START
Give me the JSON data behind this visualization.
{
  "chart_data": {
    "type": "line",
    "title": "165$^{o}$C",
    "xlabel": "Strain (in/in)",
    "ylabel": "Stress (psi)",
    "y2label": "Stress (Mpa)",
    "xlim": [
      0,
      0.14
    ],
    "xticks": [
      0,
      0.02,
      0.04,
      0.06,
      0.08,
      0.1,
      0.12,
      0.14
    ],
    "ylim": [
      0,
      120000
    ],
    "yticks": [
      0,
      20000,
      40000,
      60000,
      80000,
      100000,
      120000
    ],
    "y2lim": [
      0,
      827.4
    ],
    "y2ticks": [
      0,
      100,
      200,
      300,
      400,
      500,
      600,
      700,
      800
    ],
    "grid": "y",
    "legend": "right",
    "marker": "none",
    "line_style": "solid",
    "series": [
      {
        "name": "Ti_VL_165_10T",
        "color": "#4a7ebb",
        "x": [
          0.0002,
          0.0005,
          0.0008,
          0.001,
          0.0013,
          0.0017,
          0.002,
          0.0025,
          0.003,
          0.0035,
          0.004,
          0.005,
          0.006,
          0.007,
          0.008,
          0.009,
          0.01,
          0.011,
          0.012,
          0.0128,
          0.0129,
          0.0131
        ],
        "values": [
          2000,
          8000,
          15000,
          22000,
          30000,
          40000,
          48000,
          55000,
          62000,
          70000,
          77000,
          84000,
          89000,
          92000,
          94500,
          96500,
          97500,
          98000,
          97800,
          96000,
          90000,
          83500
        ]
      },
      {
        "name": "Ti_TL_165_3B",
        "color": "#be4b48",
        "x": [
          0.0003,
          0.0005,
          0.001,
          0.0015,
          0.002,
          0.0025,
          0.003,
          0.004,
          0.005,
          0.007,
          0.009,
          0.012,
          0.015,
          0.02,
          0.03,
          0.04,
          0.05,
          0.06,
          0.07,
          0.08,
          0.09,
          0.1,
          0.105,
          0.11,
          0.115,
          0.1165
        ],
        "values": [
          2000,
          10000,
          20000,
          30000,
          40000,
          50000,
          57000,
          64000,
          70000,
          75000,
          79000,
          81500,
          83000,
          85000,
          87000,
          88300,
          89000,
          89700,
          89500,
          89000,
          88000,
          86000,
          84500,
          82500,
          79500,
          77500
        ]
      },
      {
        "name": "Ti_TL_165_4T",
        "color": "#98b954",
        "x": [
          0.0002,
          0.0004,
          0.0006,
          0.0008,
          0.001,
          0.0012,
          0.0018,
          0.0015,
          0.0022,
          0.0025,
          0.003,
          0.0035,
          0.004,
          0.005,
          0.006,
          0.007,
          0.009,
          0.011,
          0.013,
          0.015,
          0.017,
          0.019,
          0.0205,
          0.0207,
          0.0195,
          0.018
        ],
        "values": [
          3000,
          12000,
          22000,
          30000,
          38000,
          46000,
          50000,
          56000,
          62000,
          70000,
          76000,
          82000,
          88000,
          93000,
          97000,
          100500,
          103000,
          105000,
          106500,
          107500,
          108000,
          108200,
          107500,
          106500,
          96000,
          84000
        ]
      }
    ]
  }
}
END
* WORK TO DO *
Reproduce each line verbatim.

* SOLUTION *
Give me the JSON data behind this visualization.
{
  "chart_data": {
    "type": "line",
    "title": "165$^{o}$C",
    "xlabel": "Strain (in/in)",
    "ylabel": "Stress (psi)",
    "y2label": "Stress (Mpa)",
    "xlim": [
      0,
      0.14
    ],
    "xticks": [
      0,
      0.02,
      0.04,
      0.06,
      0.08,
      0.1,
      0.12,
      0.14
    ],
    "ylim": [
      0,
      120000
    ],
    "yticks": [
      0,
      20000,
      40000,
      60000,
      80000,
      100000,
      120000
    ],
    "y2lim": [
      0,
      827.4
    ],
    "y2ticks": [
      0,
      100,
      200,
      300,
      400,
      500,
      600,
      700,
      800
    ],
    "grid": "y",
    "legend": "right",
    "marker": "none",
    "line_style": "solid",
    "series": [
      {
        "name": "Ti_VL_165_10T",
        "color": "#4a7ebb",
        "x": [
          0.0002,
          0.0005,
          0.0008,
          0.001,
          0.0013,
          0.0017,
          0.002,
          0.0025,
          0.003,
          0.0035,
          0.004,
          0.005,
          0.006,
          0.007,
          0.008,
          0.009,
          0.01,
          0.011,
          0.012,
          0.0128,
          0.0129,
          0.0131
        ],
        "values": [
          2000,
          8000,
          15000,
          22000,
          30000,
          40000,
          48000,
          55000,
          62000,
          70000,
          77000,
          84000,
          89000,
          92000,
          94500,
          96500,
          97500,
          98000,
          97800,
          96000,
          90000,
          83500
        ]
      },
      {
        "name": "Ti_TL_165_3B",
        "color": "#be4b48",
        "x": [
          0.0003,
          0.0005,
          0.001,
          0.0015,
          0.002,
          0.0025,
          0.003,
          0.004,
          0.005,
          0.007,
          0.009,
          0.012,
          0.015,
          0.02,
          0.03,
          0.04,
          0.05,
          0.06,
          0.07,
          0.08,
          0.09,
          0.1,
          0.105,
          0.11,
          0.115,
          0.1165
        ],
        "values": [
          2000,
          10000,
          20000,
          30000,
          40000,
          50000,
          57000,
          64000,
          70000,
          75000,
          79000,
          81500,
          83000,
          85000,
          87000,
          88300,
          89000,
          89700,
          89500,
          89000,
          88000,
          86000,
          84500,
          82500,
          79500,
          77500
        ]
      },
      {
        "name": "Ti_TL_165_4T",
        "color": "#98b954",
        "x": [
          0.0002,
          0.0004,
          0.0006,
          0.0008,
          0.001,
          0.0012,
          0.0018,
          0.0015,
          0.0022,
          0.0025,
          0.003,
          0.0035,
          0.004,
          0.005,
          0.006,
          0.007,
          0.009,
          0.011,
          0.013,
          0.015,
          0.017,
          0.019,
          0.0205,
          0.0207,
          0.0195,
          0.018
        ],
        "values": [
          3000,
          12000,
          22000,
          30000,
          38000,
          46000,
          50000,
          56000,
          62000,
          70000,
          76000,
          82000,
          88000,
          93000,
          97000,
          100500,
          103000,
          105000,
          106500,
          107500,
          108000,
          108200,
          107500,
          106500,
          96000,
          84000
        ]
      }
    ]
  }
}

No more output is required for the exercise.